> **Exercise objective**
Would you quote every entry exactly, dropping only the pictures?
* START Material supplied *
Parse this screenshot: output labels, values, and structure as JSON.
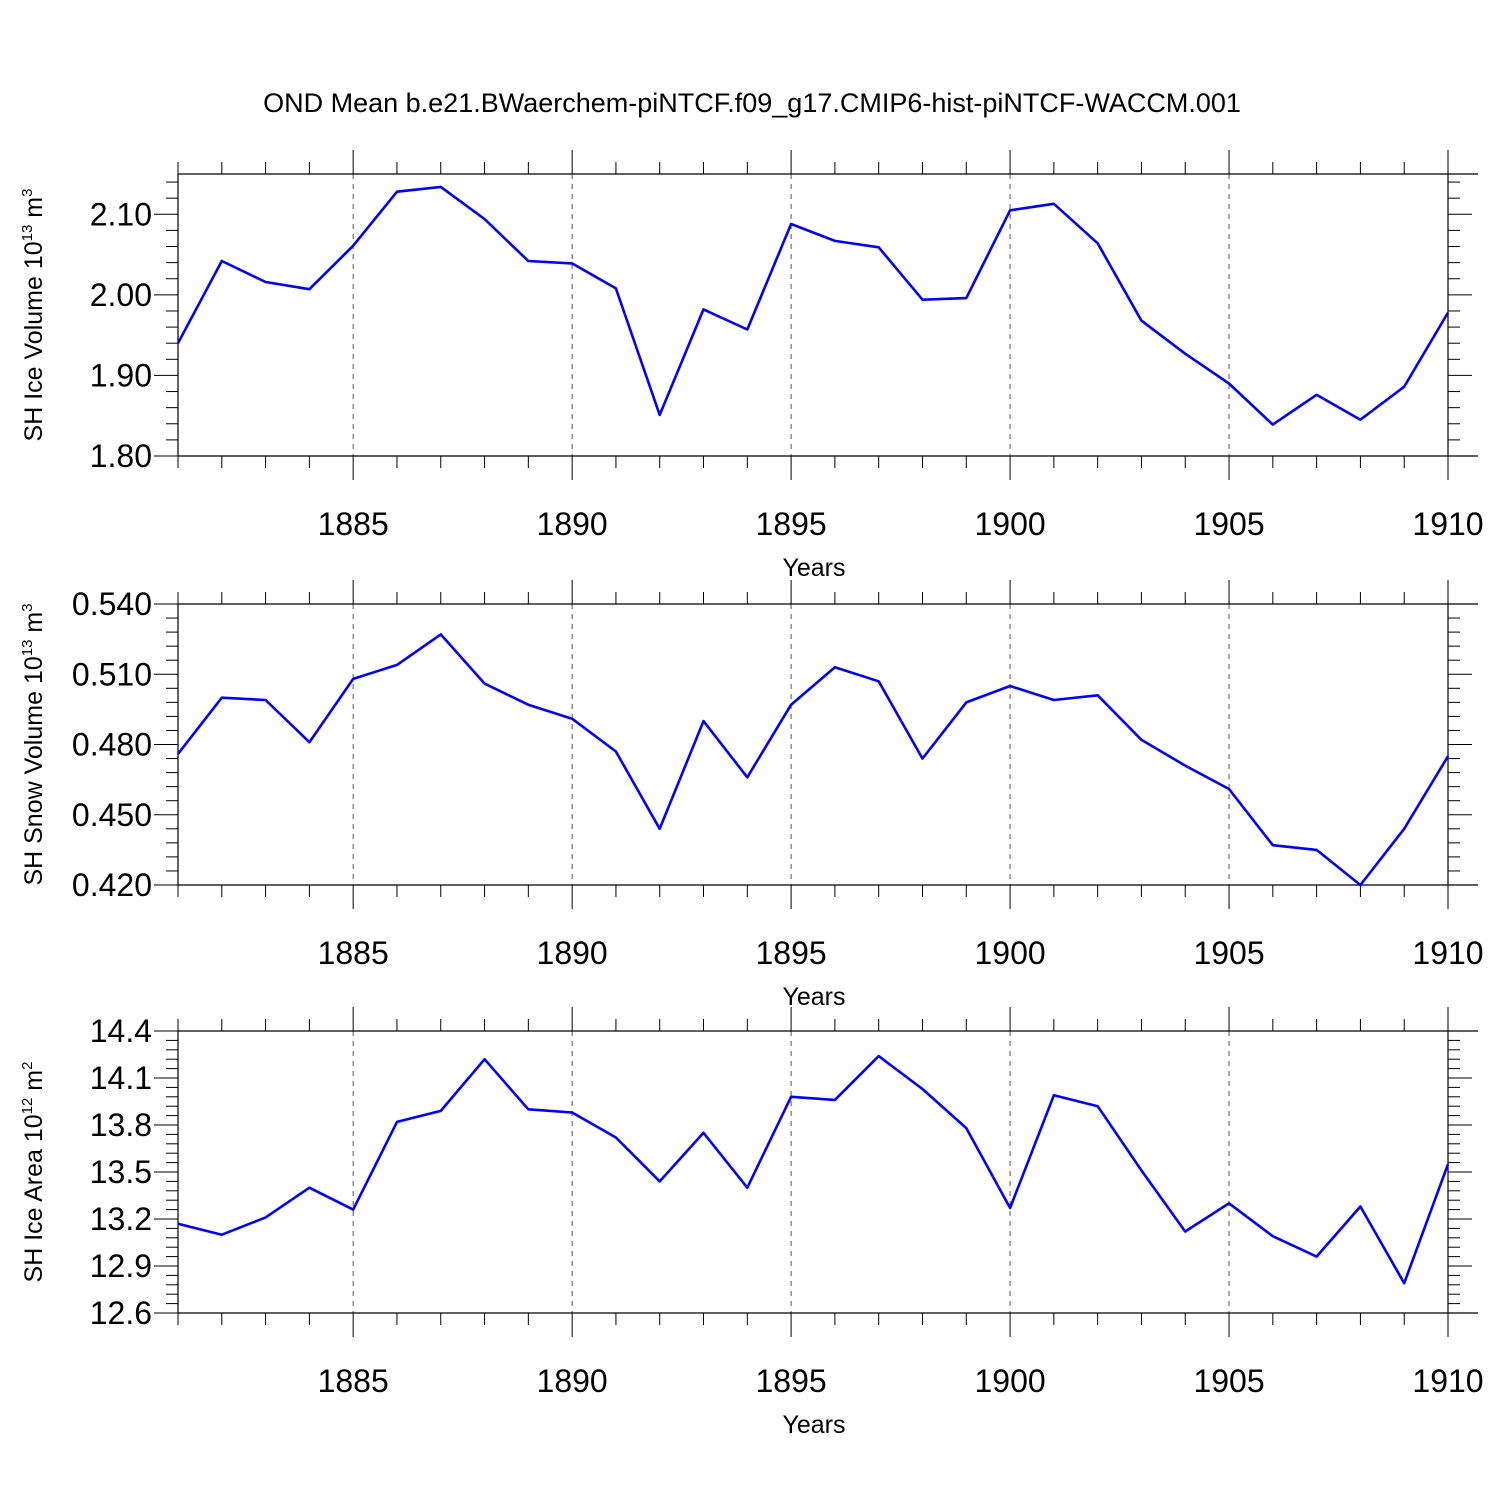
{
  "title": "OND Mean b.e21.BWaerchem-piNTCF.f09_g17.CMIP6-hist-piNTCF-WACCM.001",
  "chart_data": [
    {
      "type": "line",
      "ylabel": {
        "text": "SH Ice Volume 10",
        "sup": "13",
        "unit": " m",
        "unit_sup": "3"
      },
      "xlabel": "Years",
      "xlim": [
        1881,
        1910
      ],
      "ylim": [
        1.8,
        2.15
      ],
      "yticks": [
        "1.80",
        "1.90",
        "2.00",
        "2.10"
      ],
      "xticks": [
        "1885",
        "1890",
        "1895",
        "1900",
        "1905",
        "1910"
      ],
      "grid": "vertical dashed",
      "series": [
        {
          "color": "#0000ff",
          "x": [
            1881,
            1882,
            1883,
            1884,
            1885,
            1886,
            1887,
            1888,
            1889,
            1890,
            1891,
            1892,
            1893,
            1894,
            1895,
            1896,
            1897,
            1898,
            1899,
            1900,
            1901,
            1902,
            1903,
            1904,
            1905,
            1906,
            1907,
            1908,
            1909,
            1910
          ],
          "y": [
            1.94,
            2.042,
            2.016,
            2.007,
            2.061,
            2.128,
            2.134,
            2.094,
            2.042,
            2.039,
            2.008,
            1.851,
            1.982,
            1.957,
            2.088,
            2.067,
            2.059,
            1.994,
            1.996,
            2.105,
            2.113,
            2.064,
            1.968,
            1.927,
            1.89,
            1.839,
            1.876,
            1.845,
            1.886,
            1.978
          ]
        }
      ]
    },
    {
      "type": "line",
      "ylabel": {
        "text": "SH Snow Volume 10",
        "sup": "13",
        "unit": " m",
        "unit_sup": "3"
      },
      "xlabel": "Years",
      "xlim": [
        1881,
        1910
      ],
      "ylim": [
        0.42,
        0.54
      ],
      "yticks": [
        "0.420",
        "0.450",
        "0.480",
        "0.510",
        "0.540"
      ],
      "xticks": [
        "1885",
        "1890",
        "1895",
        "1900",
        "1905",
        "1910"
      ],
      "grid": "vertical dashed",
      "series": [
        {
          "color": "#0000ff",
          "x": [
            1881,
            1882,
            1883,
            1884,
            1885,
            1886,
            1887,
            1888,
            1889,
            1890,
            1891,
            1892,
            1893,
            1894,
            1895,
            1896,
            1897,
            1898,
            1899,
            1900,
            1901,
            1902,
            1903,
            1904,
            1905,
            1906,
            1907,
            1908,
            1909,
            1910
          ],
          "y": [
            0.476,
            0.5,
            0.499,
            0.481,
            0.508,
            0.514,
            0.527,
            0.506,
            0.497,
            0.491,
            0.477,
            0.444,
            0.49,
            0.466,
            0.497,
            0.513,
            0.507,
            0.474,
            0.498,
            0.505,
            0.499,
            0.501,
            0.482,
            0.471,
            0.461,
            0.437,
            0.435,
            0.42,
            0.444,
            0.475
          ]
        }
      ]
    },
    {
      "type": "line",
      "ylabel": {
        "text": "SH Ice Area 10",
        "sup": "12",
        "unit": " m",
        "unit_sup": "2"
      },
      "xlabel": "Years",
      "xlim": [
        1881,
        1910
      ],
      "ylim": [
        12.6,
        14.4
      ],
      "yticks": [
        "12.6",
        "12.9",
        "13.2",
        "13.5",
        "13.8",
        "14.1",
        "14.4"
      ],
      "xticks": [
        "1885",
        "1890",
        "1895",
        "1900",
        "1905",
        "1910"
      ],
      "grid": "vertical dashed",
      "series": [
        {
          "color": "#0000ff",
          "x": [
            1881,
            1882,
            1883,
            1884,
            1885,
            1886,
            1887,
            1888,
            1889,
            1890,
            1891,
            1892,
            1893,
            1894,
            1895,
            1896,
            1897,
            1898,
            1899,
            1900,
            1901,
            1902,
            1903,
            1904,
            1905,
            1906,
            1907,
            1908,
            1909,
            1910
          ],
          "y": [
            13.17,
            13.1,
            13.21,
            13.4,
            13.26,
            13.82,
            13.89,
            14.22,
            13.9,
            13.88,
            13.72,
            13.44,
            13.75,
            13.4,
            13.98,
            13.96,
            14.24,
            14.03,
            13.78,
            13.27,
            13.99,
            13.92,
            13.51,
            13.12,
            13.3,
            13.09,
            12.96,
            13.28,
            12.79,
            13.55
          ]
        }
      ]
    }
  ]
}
* END Material supplied *
> **Reply to the task**
Parse this screenshot: output labels, values, and structure as JSON.
{
  "title": "OND Mean b.e21.BWaerchem-piNTCF.f09_g17.CMIP6-hist-piNTCF-WACCM.001",
  "chart_data": [
    {
      "type": "line",
      "ylabel": {
        "text": "SH Ice Volume 10",
        "sup": "13",
        "unit": " m",
        "unit_sup": "3"
      },
      "xlabel": "Years",
      "xlim": [
        1881,
        1910
      ],
      "ylim": [
        1.8,
        2.15
      ],
      "yticks": [
        "1.80",
        "1.90",
        "2.00",
        "2.10"
      ],
      "xticks": [
        "1885",
        "1890",
        "1895",
        "1900",
        "1905",
        "1910"
      ],
      "grid": "vertical dashed",
      "series": [
        {
          "color": "#0000ff",
          "x": [
            1881,
            1882,
            1883,
            1884,
            1885,
            1886,
            1887,
            1888,
            1889,
            1890,
            1891,
            1892,
            1893,
            1894,
            1895,
            1896,
            1897,
            1898,
            1899,
            1900,
            1901,
            1902,
            1903,
            1904,
            1905,
            1906,
            1907,
            1908,
            1909,
            1910
          ],
          "y": [
            1.94,
            2.042,
            2.016,
            2.007,
            2.061,
            2.128,
            2.134,
            2.094,
            2.042,
            2.039,
            2.008,
            1.851,
            1.982,
            1.957,
            2.088,
            2.067,
            2.059,
            1.994,
            1.996,
            2.105,
            2.113,
            2.064,
            1.968,
            1.927,
            1.89,
            1.839,
            1.876,
            1.845,
            1.886,
            1.978
          ]
        }
      ]
    },
    {
      "type": "line",
      "ylabel": {
        "text": "SH Snow Volume 10",
        "sup": "13",
        "unit": " m",
        "unit_sup": "3"
      },
      "xlabel": "Years",
      "xlim": [
        1881,
        1910
      ],
      "ylim": [
        0.42,
        0.54
      ],
      "yticks": [
        "0.420",
        "0.450",
        "0.480",
        "0.510",
        "0.540"
      ],
      "xticks": [
        "1885",
        "1890",
        "1895",
        "1900",
        "1905",
        "1910"
      ],
      "grid": "vertical dashed",
      "series": [
        {
          "color": "#0000ff",
          "x": [
            1881,
            1882,
            1883,
            1884,
            1885,
            1886,
            1887,
            1888,
            1889,
            1890,
            1891,
            1892,
            1893,
            1894,
            1895,
            1896,
            1897,
            1898,
            1899,
            1900,
            1901,
            1902,
            1903,
            1904,
            1905,
            1906,
            1907,
            1908,
            1909,
            1910
          ],
          "y": [
            0.476,
            0.5,
            0.499,
            0.481,
            0.508,
            0.514,
            0.527,
            0.506,
            0.497,
            0.491,
            0.477,
            0.444,
            0.49,
            0.466,
            0.497,
            0.513,
            0.507,
            0.474,
            0.498,
            0.505,
            0.499,
            0.501,
            0.482,
            0.471,
            0.461,
            0.437,
            0.435,
            0.42,
            0.444,
            0.475
          ]
        }
      ]
    },
    {
      "type": "line",
      "ylabel": {
        "text": "SH Ice Area 10",
        "sup": "12",
        "unit": " m",
        "unit_sup": "2"
      },
      "xlabel": "Years",
      "xlim": [
        1881,
        1910
      ],
      "ylim": [
        12.6,
        14.4
      ],
      "yticks": [
        "12.6",
        "12.9",
        "13.2",
        "13.5",
        "13.8",
        "14.1",
        "14.4"
      ],
      "xticks": [
        "1885",
        "1890",
        "1895",
        "1900",
        "1905",
        "1910"
      ],
      "grid": "vertical dashed",
      "series": [
        {
          "color": "#0000ff",
          "x": [
            1881,
            1882,
            1883,
            1884,
            1885,
            1886,
            1887,
            1888,
            1889,
            1890,
            1891,
            1892,
            1893,
            1894,
            1895,
            1896,
            1897,
            1898,
            1899,
            1900,
            1901,
            1902,
            1903,
            1904,
            1905,
            1906,
            1907,
            1908,
            1909,
            1910
          ],
          "y": [
            13.17,
            13.1,
            13.21,
            13.4,
            13.26,
            13.82,
            13.89,
            14.22,
            13.9,
            13.88,
            13.72,
            13.44,
            13.75,
            13.4,
            13.98,
            13.96,
            14.24,
            14.03,
            13.78,
            13.27,
            13.99,
            13.92,
            13.51,
            13.12,
            13.3,
            13.09,
            12.96,
            13.28,
            12.79,
            13.55
          ]
        }
      ]
    }
  ]
}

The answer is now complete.